> Given passage:
◆ ◆ ◆ ◆

Mat is my childhood friend who lives practically at the end of my street back in Country. So while passing by, she would end up ringing the bell and by default we would walk to the Barista less than half a km away. It was like I would know its her, and even before opening the door, I would change into anything else, better or worse than what I was already wearing and cruise out. But this time I got an sms from her to meet there directly as she was coming straight from her office.


So I was waiting at the same couch at the Barista. The couch which was like Forgiveness. Just deserved, not demanded. The same couch where Mat and I would sit for hours and chat or unchat, depending on the mood you see. It was located right under the corner camera which, i do not know till date, even recorded anything in the first place. But we would be like this enthralled audience watching the world navigate from one time zone to another.
As I settled myself at ease, crinkling the paper tissue in my hand, the regular barista behind the counter realises I am waiting for my company. So he gets me the ‘usual’. We sometimes were lucky to be served. In a self-service place? Wow, the little pleasures of life!

It was a normal evening. Various species of couples with the typical three options of expressions.
First, when they are both looking into each others eyes and give a damn to the latte sitting just next to them, demanding the tasty attention, but ignored. Disrespectful, I say.
Second, when they are both looking at totally different things. The guy’s eyeballs taking a detour at the chick behind the counter and the lady’s eyeballs navigating vehemently at a trendy hidesign purse relaxing at the other corner of the cafe. No, the Louis Vuitton types did not really come to that cafe. And well, boring situation I say.
Third, when both of them are looking at the same thing, together. Maybe at the crossword in the newspaper or the malnourished kid polishing shoes outside the Barista. True love, I say.

Anyways, so I get a bit restless now waiting for my true coffee buddy. Its pretty much simple. The foundation of our friendship was the love of coffee (and well, the disastrous attempts at morning jog). But it grew stronger as we mutually started demanding the company of the coffee connoisseur in each of us. Don’t get me wrong. We are ‘just friends’, with our respective love lives in parallel universe, which could be one of the topics of conversation at the couch, only if we were done with our plans of starting our own cafe, or traveling the world or well, trying out that new kebab place.

Waiting in premonition, I look at the watch and realize its been almost 7 minutes past our rendezvous time. So I get impatient enough to call her. Surprise surprise! The message I received from her today was actually a day old. Thanks to the pathetic ‘express yourself’ telecom network, it reached its destination (read me) almost 24 hours late. Mat and I started giggling on the phone as our voices crinkled. And because I had not replied a day before, she had done what I was doing here today.

Exploiting the license to have another cuppa koffie, with oneself.

◆ ◆ ◆ ◆

> Layout annotation records:
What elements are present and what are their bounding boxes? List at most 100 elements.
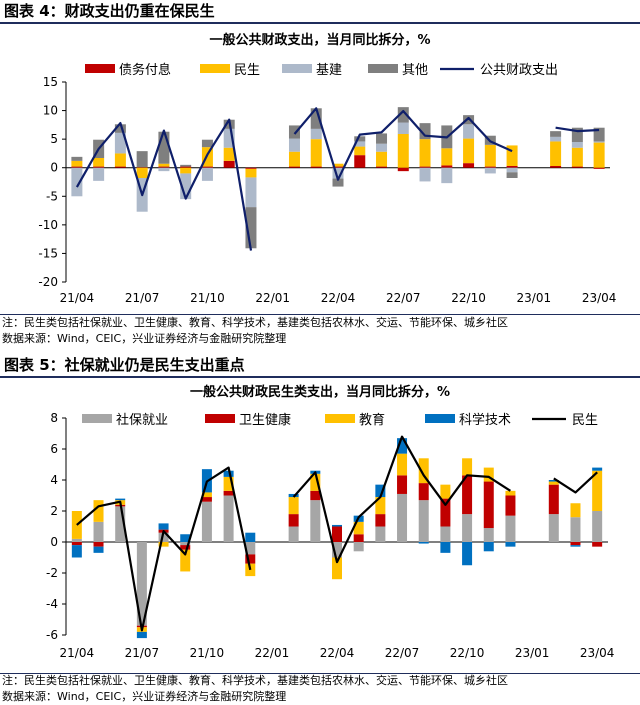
- chart4-x-tick-label: 23/04: [582, 291, 617, 305]
- chart4-bar: [419, 166, 431, 168]
- chart4-bar: [201, 166, 213, 168]
- chart4-bar: [550, 136, 562, 142]
- chart4-bar: [550, 166, 562, 168]
- chart5-bar: [397, 438, 408, 454]
- chart5-bar: [332, 542, 342, 558]
- chart5-bar: [375, 514, 386, 527]
- chart4-bar: [71, 167, 83, 197]
- chart4-y-tick-label: -5: [46, 189, 58, 203]
- chart4-bar: [463, 124, 475, 139]
- chart5-bar: [592, 467, 603, 471]
- chart4-legend-label: 债务付息: [119, 62, 171, 78]
- chart4-bar: [245, 168, 257, 178]
- chart4-legend-swatch: [368, 64, 398, 73]
- chart5-bar: [397, 453, 408, 476]
- chart4-bar: [506, 166, 518, 168]
- chart5-bar: [570, 503, 581, 518]
- chart5-bar: [158, 532, 169, 542]
- chart4-bar: [354, 141, 366, 147]
- chart5-bar: [505, 542, 516, 547]
- chart4-x-tick-label: 21/07: [125, 291, 160, 305]
- chart4-bar: [506, 167, 518, 173]
- chart4-bar: [354, 155, 366, 168]
- chart5-bar: [592, 511, 603, 542]
- chart5-bar: [93, 546, 104, 553]
- chart5-x-tick-label: 22/07: [385, 646, 420, 660]
- chart4-x-tick-label: 22/10: [451, 291, 486, 305]
- chart4-bar: [114, 166, 126, 168]
- chart4-bar: [571, 127, 583, 142]
- chart5-bar: [310, 490, 321, 501]
- chart5-x-tick-label: 22/04: [320, 646, 355, 660]
- chart4-y-tick-label: 0: [50, 161, 58, 175]
- chart5-bar: [288, 526, 299, 542]
- chart5-bar: [483, 542, 494, 552]
- chart4-bar: [180, 173, 192, 200]
- chart5-bar: [201, 501, 212, 542]
- chart4-bar: [550, 141, 562, 166]
- chart4-bar: [245, 177, 257, 208]
- chart5-bar: [440, 542, 451, 553]
- chart5-bar: [462, 514, 473, 542]
- chart5-bar: [245, 542, 256, 555]
- chart4-bar: [397, 167, 409, 172]
- chart5-legend-swatch: [82, 414, 112, 423]
- chart4-x-tick-label: 22/01: [255, 291, 290, 305]
- chart5-y-tick-label: 2: [50, 504, 58, 518]
- chart4-bar: [484, 144, 496, 167]
- chart4-bar: [201, 167, 213, 181]
- chart5-bar: [201, 497, 212, 502]
- chart4-bar: [288, 138, 300, 152]
- chart4-legend-label: 基建: [316, 63, 342, 78]
- chart4-bar: [376, 151, 388, 167]
- chart4-bar: [223, 147, 235, 161]
- chart4-bar: [180, 164, 192, 167]
- chart5-bar: [418, 542, 429, 544]
- chart5-bar: [462, 542, 473, 566]
- chart4-bar: [593, 127, 605, 142]
- chart4-bar: [484, 166, 496, 168]
- chart4-bar: [441, 165, 453, 168]
- chart5-x-tick-label: 21/04: [60, 646, 95, 660]
- chart4-bar: [506, 172, 518, 178]
- chart5-bar: [353, 542, 364, 552]
- chart5-bar: [115, 506, 126, 542]
- figure-5-note: 注：民生类包括社保就业、卫生健康、教育、科学技术，基建类包括农林水、交运、节能环…: [2, 674, 508, 687]
- chart4-bar: [441, 167, 453, 184]
- chart5-bar: [93, 521, 104, 542]
- chart5-bar: [223, 476, 234, 491]
- chart5-bar: [223, 470, 234, 477]
- chart4-bar: [136, 167, 148, 168]
- chart5-bar: [397, 475, 408, 494]
- chart5-bar: [505, 495, 516, 516]
- chart4-bar: [550, 131, 562, 137]
- chart4-bar: [201, 139, 213, 148]
- chart5-bar: [158, 542, 169, 547]
- chart4-x-tick-label: 21/04: [60, 291, 95, 305]
- chart5-bar: [136, 542, 147, 626]
- chart4-bar: [332, 163, 344, 167]
- chart4-legend-label: 其他: [402, 63, 428, 78]
- chart5-bar: [548, 484, 559, 515]
- chart5-legend-swatch: [425, 414, 455, 423]
- chart5-bar: [310, 500, 321, 542]
- chart4-bar: [354, 136, 366, 142]
- chart5-bar: [440, 484, 451, 499]
- chart5-y-tick-label: 8: [50, 411, 58, 425]
- chart5-bar: [93, 500, 104, 522]
- chart5-x-tick-label: 22/01: [255, 646, 290, 660]
- chart5-bar: [375, 497, 386, 515]
- chart4-bar: [310, 108, 322, 129]
- figure-5-title: 图表 5：社保就业仍是民生支出重点: [0, 354, 640, 378]
- chart4-bar: [419, 139, 431, 167]
- chart5-bar: [505, 490, 516, 496]
- chart4-x-tick-label: 21/10: [190, 291, 225, 305]
- chart5-bar: [462, 475, 473, 515]
- chart5-bar: [332, 557, 342, 580]
- chart4-bar: [441, 148, 453, 166]
- chart5-y-tick-label: -6: [46, 628, 58, 642]
- chart4-bar: [571, 166, 583, 168]
- chart4-bar: [593, 142, 605, 168]
- chart4-bar: [376, 166, 388, 168]
- chart4-legend-label: 民生: [234, 63, 260, 78]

◆ ◆ ◆ ◆

> Set task 1: Decide whether each statement agrees with the coffee story, answering yes or no and quoting the words from the story that settle it: (a) Mat's message reached the narrator almost a day late. (b) The narrator waited on a different couch from the usual one. (c) The Barista was more than a kilometer from their street.
> Set task 2: Return the rows from the line holding "- chart4-x-tick-label: 23/04: [582, 291, 617, 305]" through the line holding "- chart4-legend-label: 基建: [316, 63, 342, 78]", inclusive, reproducing each one character for character.
The coffee story has no connection to the rows.

> Correct output 1:
(a) Yes: "it reached its destination (read me) almost 24 hours late"
(b) No: "So I was waiting at the same couch at the Barista."
(c) No: "the Barista less than half a km away"

> Correct output 2:
- chart4-x-tick-label: 23/04: [582, 291, 617, 305]
- chart4-bar: [419, 166, 431, 168]
- chart4-bar: [201, 166, 213, 168]
- chart4-bar: [550, 136, 562, 142]
- chart4-bar: [550, 166, 562, 168]
- chart5-bar: [397, 438, 408, 454]
- chart5-bar: [332, 542, 342, 558]
- chart5-bar: [375, 514, 386, 527]
- chart4-bar: [71, 167, 83, 197]
- chart4-y-tick-label: -5: [46, 189, 58, 203]
- chart4-bar: [463, 124, 475, 139]
- chart5-bar: [592, 467, 603, 471]
- chart4-legend-label: 债务付息: [119, 62, 171, 78]
- chart4-bar: [245, 168, 257, 178]
- chart4-legend-swatch: [368, 64, 398, 73]
- chart5-bar: [397, 453, 408, 476]
- chart4-bar: [506, 166, 518, 168]
- chart5-bar: [570, 503, 581, 518]
- chart5-bar: [158, 532, 169, 542]
- chart4-bar: [354, 141, 366, 147]
- chart5-bar: [505, 542, 516, 547]
- chart4-x-tick-label: 21/07: [125, 291, 160, 305]
- chart4-bar: [506, 167, 518, 173]
- chart4-bar: [354, 155, 366, 168]
- chart5-bar: [592, 511, 603, 542]
- chart5-bar: [93, 546, 104, 553]
- chart5-x-tick-label: 22/07: [385, 646, 420, 660]
- chart4-x-tick-label: 22/10: [451, 291, 486, 305]
- chart4-bar: [114, 166, 126, 168]
- chart4-bar: [571, 127, 583, 142]
- chart5-bar: [310, 490, 321, 501]
- chart5-x-tick-label: 22/04: [320, 646, 355, 660]
- chart4-y-tick-label: 0: [50, 161, 58, 175]
- chart5-bar: [288, 526, 299, 542]
- chart5-bar: [483, 542, 494, 552]
- chart4-bar: [180, 173, 192, 200]
- chart5-bar: [201, 501, 212, 542]
- chart4-bar: [550, 141, 562, 166]
- chart4-bar: [245, 177, 257, 208]
- chart5-bar: [440, 542, 451, 553]
- chart5-bar: [462, 514, 473, 542]
- chart5-bar: [245, 542, 256, 555]
- chart4-bar: [397, 167, 409, 172]
- chart5-legend-swatch: [82, 414, 112, 423]
- chart4-x-tick-label: 22/01: [255, 291, 290, 305]
- chart5-y-tick-label: 2: [50, 504, 58, 518]
- chart4-bar: [484, 144, 496, 167]
- chart4-bar: [201, 167, 213, 181]
- chart5-bar: [201, 497, 212, 502]
- chart4-bar: [288, 138, 300, 152]
- chart4-legend-label: 基建: [316, 63, 342, 78]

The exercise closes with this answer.